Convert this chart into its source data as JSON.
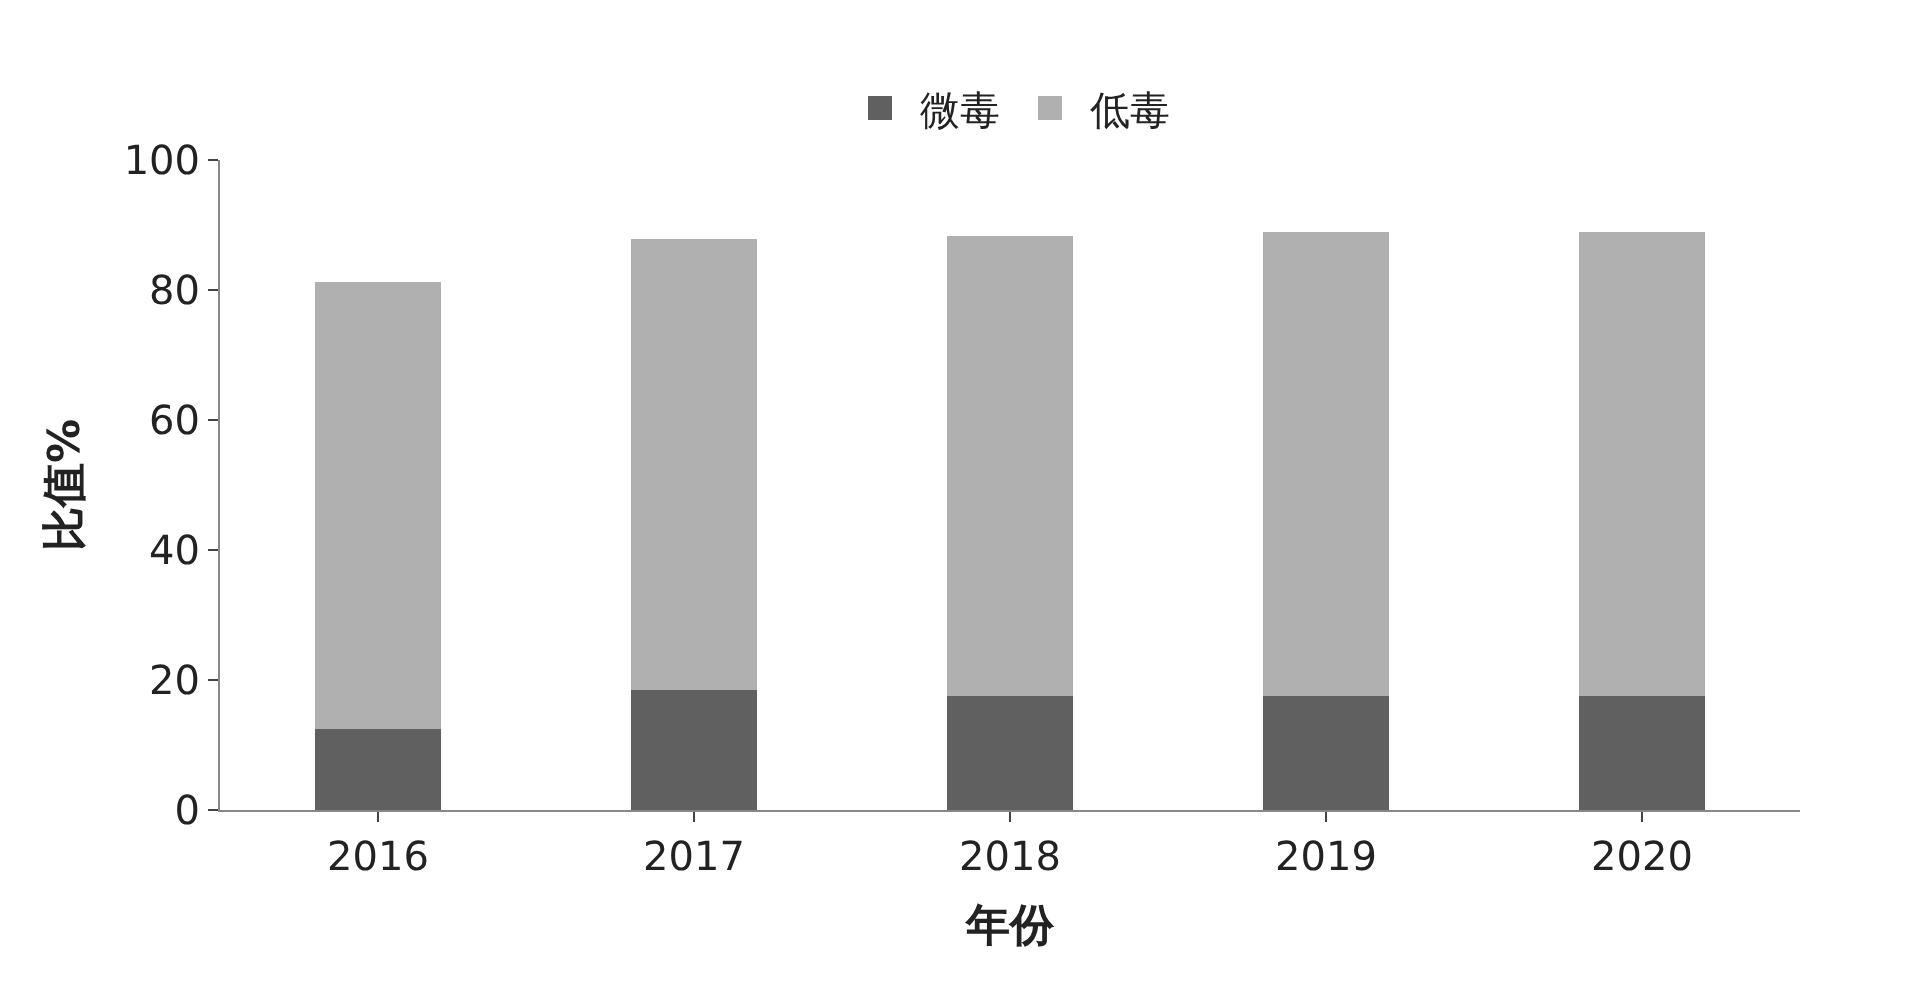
{
  "chart_data": {
    "type": "bar",
    "stacked": true,
    "xlabel": "年份",
    "ylabel": "比值%",
    "categories": [
      "2016",
      "2017",
      "2018",
      "2019",
      "2020"
    ],
    "series": [
      {
        "name": "微毒",
        "color": "#606060",
        "values": [
          12.4,
          18.4,
          17.5,
          17.5,
          17.5
        ]
      },
      {
        "name": "低毒",
        "color": "#b0b0b0",
        "values": [
          68.9,
          69.5,
          70.8,
          71.4,
          71.4
        ]
      }
    ],
    "ylim": [
      0,
      100
    ],
    "yticks": [
      0,
      20,
      40,
      60,
      80,
      100
    ],
    "legend": "top"
  }
}
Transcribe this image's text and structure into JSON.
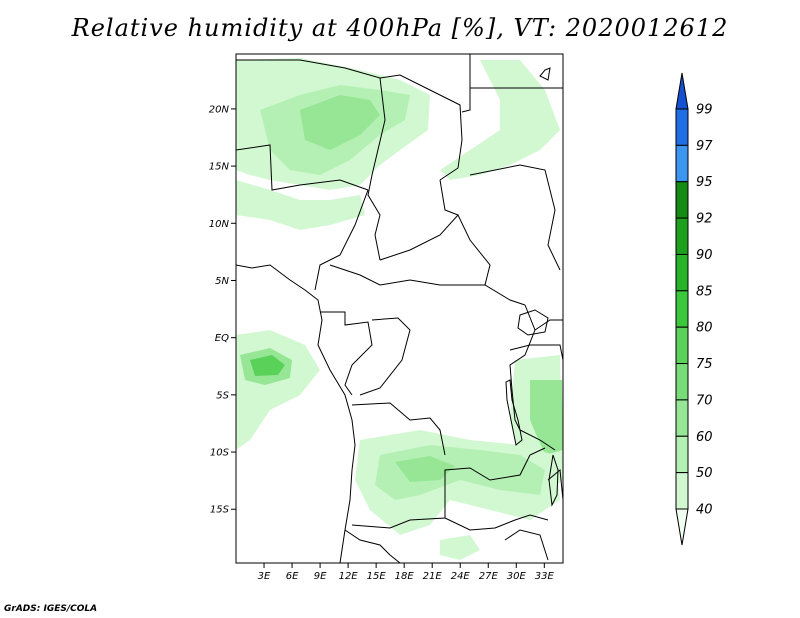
{
  "title": "Relative humidity at 400hPa [%], VT: 2020012612",
  "credit": "GrADS: IGES/COLA",
  "map": {
    "lat_labels": [
      {
        "lat": 20,
        "label": "20N"
      },
      {
        "lat": 15,
        "label": "15N"
      },
      {
        "lat": 10,
        "label": "10N"
      },
      {
        "lat": 5,
        "label": "5N"
      },
      {
        "lat": 0,
        "label": "EQ"
      },
      {
        "lat": -5,
        "label": "5S"
      },
      {
        "lat": -10,
        "label": "10S"
      },
      {
        "lat": -15,
        "label": "15S"
      }
    ],
    "lon_labels": [
      {
        "lon": 3,
        "label": "3E"
      },
      {
        "lon": 6,
        "label": "6E"
      },
      {
        "lon": 9,
        "label": "9E"
      },
      {
        "lon": 12,
        "label": "12E"
      },
      {
        "lon": 15,
        "label": "15E"
      },
      {
        "lon": 18,
        "label": "18E"
      },
      {
        "lon": 21,
        "label": "21E"
      },
      {
        "lon": 24,
        "label": "24E"
      },
      {
        "lon": 27,
        "label": "27E"
      },
      {
        "lon": 30,
        "label": "30E"
      },
      {
        "lon": 33,
        "label": "33E"
      }
    ]
  },
  "colorbar": {
    "levels": [
      "40",
      "50",
      "60",
      "70",
      "75",
      "80",
      "85",
      "90",
      "92",
      "95",
      "97",
      "99"
    ],
    "colors": [
      "#f0fff0",
      "#d2f8d2",
      "#b4f0b4",
      "#96e696",
      "#78dc78",
      "#5ad25a",
      "#3cc83c",
      "#28b428",
      "#1ea01e",
      "#148c14",
      "#3c96f0",
      "#1e6ee6",
      "#1450d2"
    ]
  }
}
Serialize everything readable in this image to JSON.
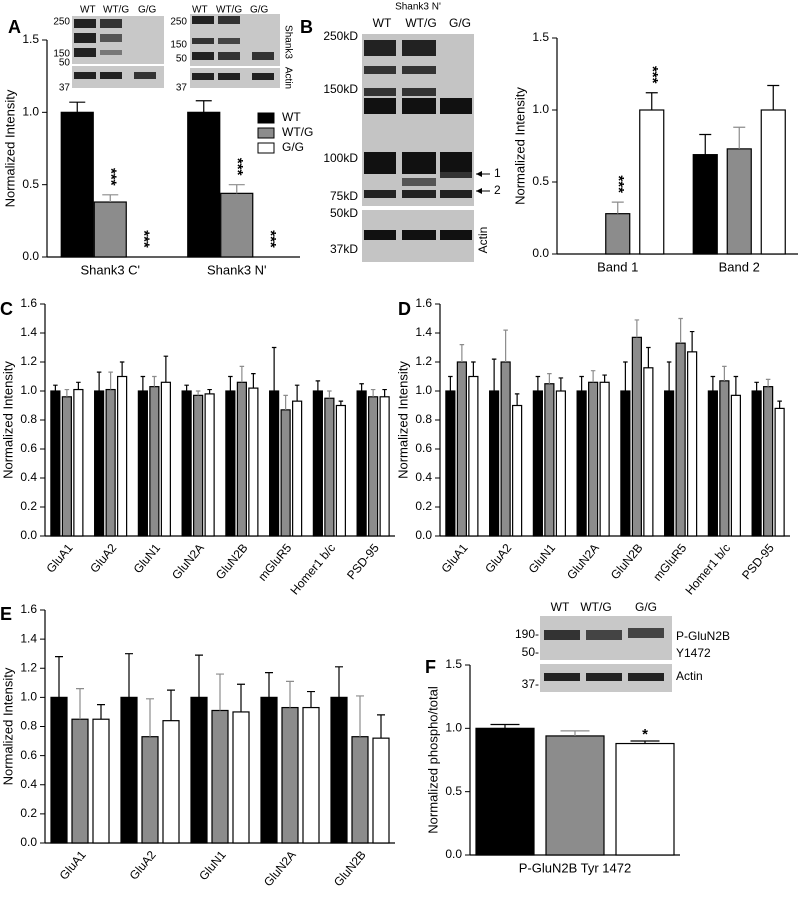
{
  "chart_data": [
    {
      "type": "bar",
      "panel": "A",
      "y_label": "Normalized Intensity",
      "legend": "upper right",
      "categories": [
        "Shank3 C'",
        "Shank3 N'"
      ],
      "series": [
        {
          "name": "WT",
          "color": "#000000",
          "values": [
            1.0,
            1.0
          ],
          "errors": [
            0.07,
            0.08
          ],
          "significance": [
            null,
            null
          ]
        },
        {
          "name": "WT/G",
          "color": "#8c8c8c",
          "values": [
            0.38,
            0.44
          ],
          "errors": [
            0.05,
            0.06
          ],
          "significance": [
            "***",
            "***"
          ]
        },
        {
          "name": "G/G",
          "color": "#ffffff",
          "values": [
            0,
            0
          ],
          "errors": [
            null,
            null
          ],
          "significance": [
            "***",
            "***"
          ]
        }
      ],
      "ylim": [
        0,
        1.5
      ],
      "yticks": [
        {
          "value": 0,
          "label": "0.0"
        },
        0.5,
        {
          "value": 1,
          "label": "1.0"
        },
        1.5
      ]
    },
    {
      "type": "bar",
      "panel": "B",
      "y_label": "Normalized Intensity",
      "categories": [
        "Band 1",
        "Band 2"
      ],
      "series": [
        {
          "color": "#000000",
          "values": [
            0,
            0.69
          ],
          "errors": [
            null,
            0.14
          ],
          "significance": [
            null,
            null
          ]
        },
        {
          "color": "#8c8c8c",
          "values": [
            0.28,
            0.73
          ],
          "errors": [
            0.08,
            0.15
          ],
          "significance": [
            "***",
            null
          ]
        },
        {
          "color": "#ffffff",
          "values": [
            1.0,
            1.0
          ],
          "errors": [
            0.12,
            0.17
          ],
          "significance": [
            "***",
            null
          ]
        }
      ],
      "ylim": [
        0,
        1.5
      ],
      "yticks": [
        {
          "value": 0,
          "label": "0.0"
        },
        0.5,
        {
          "value": 1,
          "label": "1.0"
        },
        1.5
      ]
    },
    {
      "type": "bar",
      "panel": "C",
      "y_label": "Normalized Intensity",
      "categories": [
        "GluA1",
        "GluA2",
        "GluN1",
        "GluN2A",
        "GluN2B",
        "mGluR5",
        "Homer1 b/c",
        "PSD-95"
      ],
      "series": [
        {
          "color": "#000000",
          "values": [
            1.0,
            1.0,
            1.0,
            1.0,
            1.0,
            1.0,
            1.0,
            1.0
          ],
          "errors": [
            0.04,
            0.13,
            0.1,
            0.04,
            0.1,
            0.3,
            0.07,
            0.05
          ]
        },
        {
          "color": "#8c8c8c",
          "values": [
            0.96,
            1.01,
            1.03,
            0.97,
            1.06,
            0.87,
            0.95,
            0.96
          ],
          "errors": [
            0.05,
            0.12,
            0.07,
            0.03,
            0.11,
            0.1,
            0.05,
            0.05
          ]
        },
        {
          "color": "#ffffff",
          "values": [
            1.01,
            1.1,
            1.06,
            0.98,
            1.02,
            0.93,
            0.9,
            0.96
          ],
          "errors": [
            0.05,
            0.1,
            0.18,
            0.03,
            0.1,
            0.11,
            0.03,
            0.05
          ]
        }
      ],
      "ylim": [
        0,
        1.6
      ],
      "yticks": [
        {
          "value": 0,
          "label": "0.0"
        },
        0.2,
        0.4,
        0.6,
        0.8,
        {
          "value": 1,
          "label": "1.0"
        },
        1.2,
        1.4,
        1.6
      ]
    },
    {
      "type": "bar",
      "panel": "D",
      "y_label": "Normalized Intensity",
      "categories": [
        "GluA1",
        "GluA2",
        "GluN1",
        "GluN2A",
        "GluN2B",
        "mGluR5",
        "Homer1 b/c",
        "PSD-95"
      ],
      "series": [
        {
          "color": "#000000",
          "values": [
            1.0,
            1.0,
            1.0,
            1.0,
            1.0,
            1.0,
            1.0,
            1.0
          ],
          "errors": [
            0.1,
            0.22,
            0.1,
            0.1,
            0.2,
            0.2,
            0.1,
            0.06
          ]
        },
        {
          "color": "#8c8c8c",
          "values": [
            1.2,
            1.2,
            1.05,
            1.06,
            1.37,
            1.33,
            1.07,
            1.03
          ],
          "errors": [
            0.12,
            0.22,
            0.07,
            0.08,
            0.12,
            0.17,
            0.1,
            0.05
          ]
        },
        {
          "color": "#ffffff",
          "values": [
            1.1,
            0.9,
            1.0,
            1.06,
            1.16,
            1.27,
            0.97,
            0.88
          ],
          "errors": [
            0.1,
            0.08,
            0.09,
            0.05,
            0.14,
            0.14,
            0.13,
            0.05
          ]
        }
      ],
      "ylim": [
        0,
        1.6
      ],
      "yticks": [
        {
          "value": 0,
          "label": "0.0"
        },
        0.2,
        0.4,
        0.6,
        0.8,
        {
          "value": 1,
          "label": "1.0"
        },
        1.2,
        1.4,
        1.6
      ]
    },
    {
      "type": "bar",
      "panel": "E",
      "y_label": "Normalized Intensity",
      "categories": [
        "GluA1",
        "GluA2",
        "GluN1",
        "GluN2A",
        "GluN2B"
      ],
      "series": [
        {
          "color": "#000000",
          "values": [
            1.0,
            1.0,
            1.0,
            1.0,
            1.0
          ],
          "errors": [
            0.28,
            0.3,
            0.29,
            0.17,
            0.21
          ]
        },
        {
          "color": "#8c8c8c",
          "values": [
            0.85,
            0.73,
            0.91,
            0.93,
            0.73
          ],
          "errors": [
            0.21,
            0.26,
            0.25,
            0.18,
            0.28
          ]
        },
        {
          "color": "#ffffff",
          "values": [
            0.85,
            0.84,
            0.9,
            0.93,
            0.72
          ],
          "errors": [
            0.1,
            0.21,
            0.19,
            0.11,
            0.16
          ]
        }
      ],
      "ylim": [
        0,
        1.6
      ],
      "yticks": [
        {
          "value": 0,
          "label": "0.0"
        },
        0.2,
        0.4,
        0.6,
        0.8,
        {
          "value": 1,
          "label": "1.0"
        },
        1.2,
        1.4,
        1.6
      ]
    },
    {
      "type": "bar",
      "panel": "F",
      "y_label": "Normalized phospho/total",
      "categories": [
        "P-GluN2B Tyr 1472"
      ],
      "series": [
        {
          "color": "#000000",
          "values": [
            1.0
          ],
          "errors": [
            0.03
          ],
          "significance": [
            null
          ]
        },
        {
          "color": "#8c8c8c",
          "values": [
            0.94
          ],
          "errors": [
            0.04
          ],
          "significance": [
            null
          ]
        },
        {
          "color": "#ffffff",
          "values": [
            0.88
          ],
          "errors": [
            0.02
          ],
          "significance": [
            "*"
          ]
        }
      ],
      "ylim": [
        0,
        1.5
      ],
      "yticks": [
        {
          "value": 0,
          "label": "0.0"
        },
        0.5,
        {
          "value": 1,
          "label": "1.0"
        },
        1.5
      ]
    }
  ],
  "blots": {
    "a_left": {
      "lanes": [
        "WT",
        "WT/G",
        "G/G"
      ],
      "markers": [
        "250",
        "150",
        "50",
        "37"
      ]
    },
    "a_right": {
      "lanes": [
        "WT",
        "WT/G",
        "G/G"
      ],
      "markers": [
        "250",
        "150",
        "50",
        "37"
      ],
      "labels": [
        "Shank3",
        "Actin"
      ]
    },
    "b": {
      "title": "Shank3 N'",
      "lanes": [
        "WT",
        "WT/G",
        "G/G"
      ],
      "markers": [
        "250kD",
        "150kD",
        "100kD",
        "75kD",
        "50kD",
        "37kD"
      ],
      "arrows": [
        "1",
        "2"
      ],
      "labels": [
        "Actin"
      ]
    },
    "f": {
      "lanes": [
        "WT",
        "WT/G",
        "G/G"
      ],
      "markers": [
        "190-",
        "50-",
        "37-"
      ],
      "labels": [
        "P-GluN2B",
        "Y1472",
        "Actin"
      ]
    }
  }
}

----------

▶ **SET EXERCISE**
From the listing, copy every line where the string "title" appears.

▶ **REPLY TO THE TASK**
  "title": "Relative humidity at 400hPa [%], VT: 2020012612",
      "title": "Shank3 N'",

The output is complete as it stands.